- _CHALLENGE_: Please output every line of the material as it stands, without the pictures.

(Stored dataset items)
-=-=-=-=-
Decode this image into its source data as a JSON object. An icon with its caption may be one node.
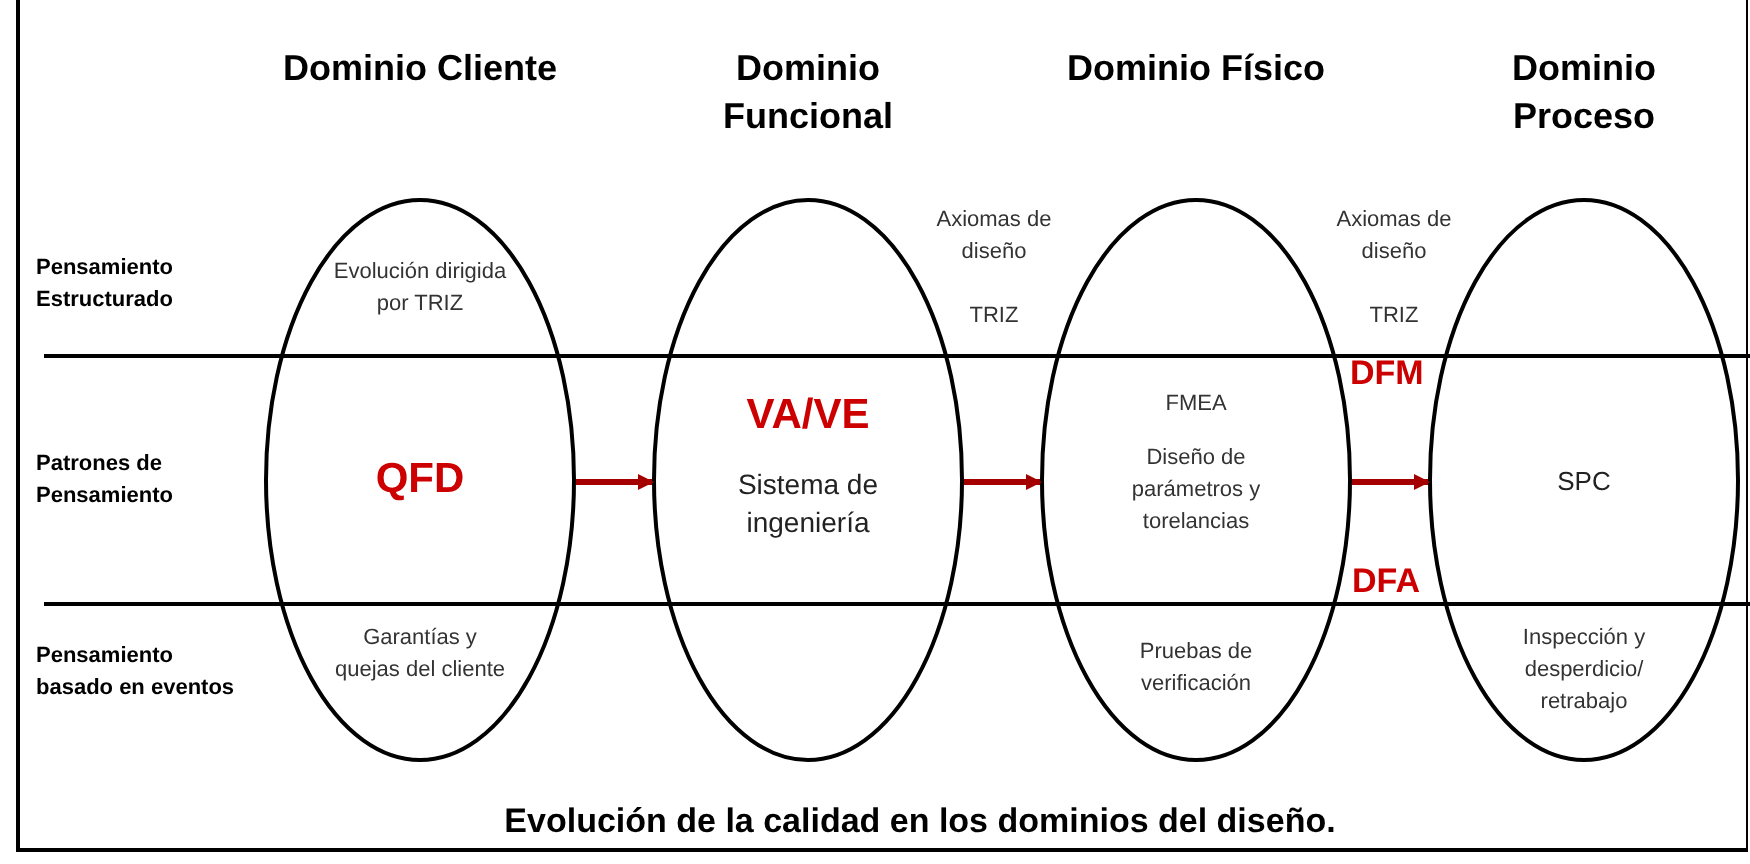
{
  "diagram": {
    "caption": "Evolución de la calidad en los dominios del diseño.",
    "nodes": [
      {
        "text": [
          "Dominio Cliente",
          "Evolución dirigida por TRIZ",
          "QFD",
          "Garantías y quejas del cliente"
        ]
      },
      {
        "text": [
          "Dominio Funcional",
          "VA/VE",
          "Sistema de ingeniería"
        ]
      },
      {
        "text": [
          "Dominio Físico",
          "FMEA",
          "Diseño de parámetros y torelancias",
          "Pruebas de verificación"
        ]
      },
      {
        "text": [
          "Dominio Proceso",
          "SPC",
          "Inspección y desperdicio/ retrabajo"
        ]
      }
    ],
    "edges": [
      {
        "from": 0,
        "to": 1,
        "arrow": "to"
      },
      {
        "from": 1,
        "to": 2,
        "arrow": "to"
      },
      {
        "from": 2,
        "to": 3,
        "arrow": "to"
      }
    ],
    "labels": [
      "Axiomas de diseño",
      "Axiomas de diseño",
      "Pensamiento Estructurado",
      "TRIZ",
      "TRIZ",
      "DFM",
      "Patrones de Pensamiento",
      "DFA",
      "Pensamiento basado en eventos"
    ]
  }
}
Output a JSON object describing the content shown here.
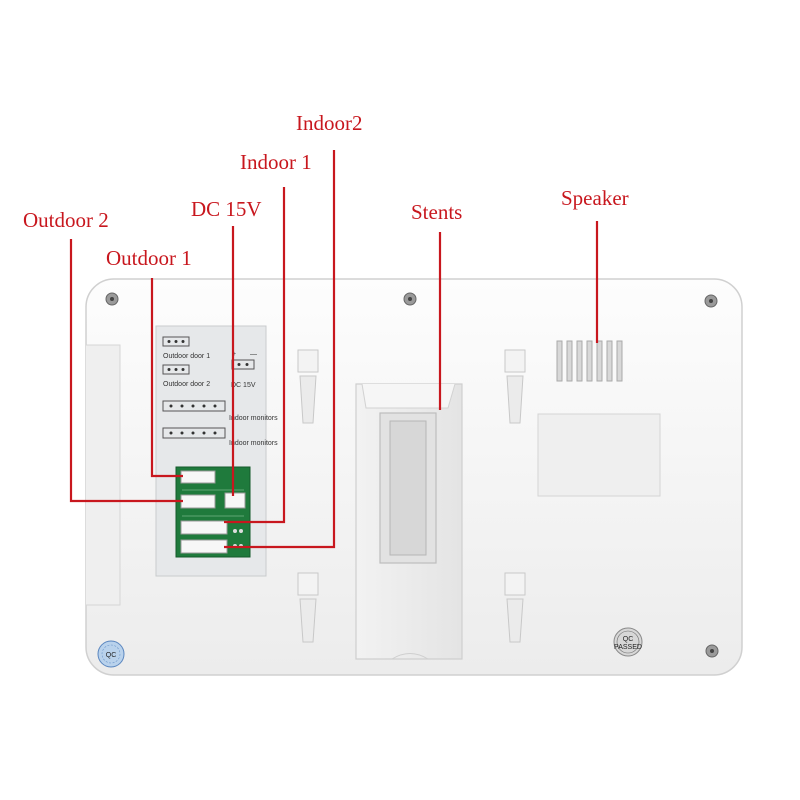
-=-=-=-=-
- _COMPLETED EXERCISE_:
Decode this image into its source data as a JSON object. An icon with its caption may be one node.
{
  "diagram": {
    "caption": "Evolución de la calidad en los dominios del diseño.",
    "nodes": [
      {
        "text": [
          "Dominio Cliente",
          "Evolución dirigida por TRIZ",
          "QFD",
          "Garantías y quejas del cliente"
        ]
      },
      {
        "text": [
          "Dominio Funcional",
          "VA/VE",
          "Sistema de ingeniería"
        ]
      },
      {
        "text": [
          "Dominio Físico",
          "FMEA",
          "Diseño de parámetros y torelancias",
          "Pruebas de verificación"
        ]
      },
      {
        "text": [
          "Dominio Proceso",
          "SPC",
          "Inspección y desperdicio/ retrabajo"
        ]
      }
    ],
    "edges": [
      {
        "from": 0,
        "to": 1,
        "arrow": "to"
      },
      {
        "from": 1,
        "to": 2,
        "arrow": "to"
      },
      {
        "from": 2,
        "to": 3,
        "arrow": "to"
      }
    ],
    "labels": [
      "Axiomas de diseño",
      "Axiomas de diseño",
      "Pensamiento Estructurado",
      "TRIZ",
      "TRIZ",
      "DFM",
      "Patrones de Pensamiento",
      "DFA",
      "Pensamiento basado en eventos"
    ]
  }
}
Output a JSON object describing the content shown here.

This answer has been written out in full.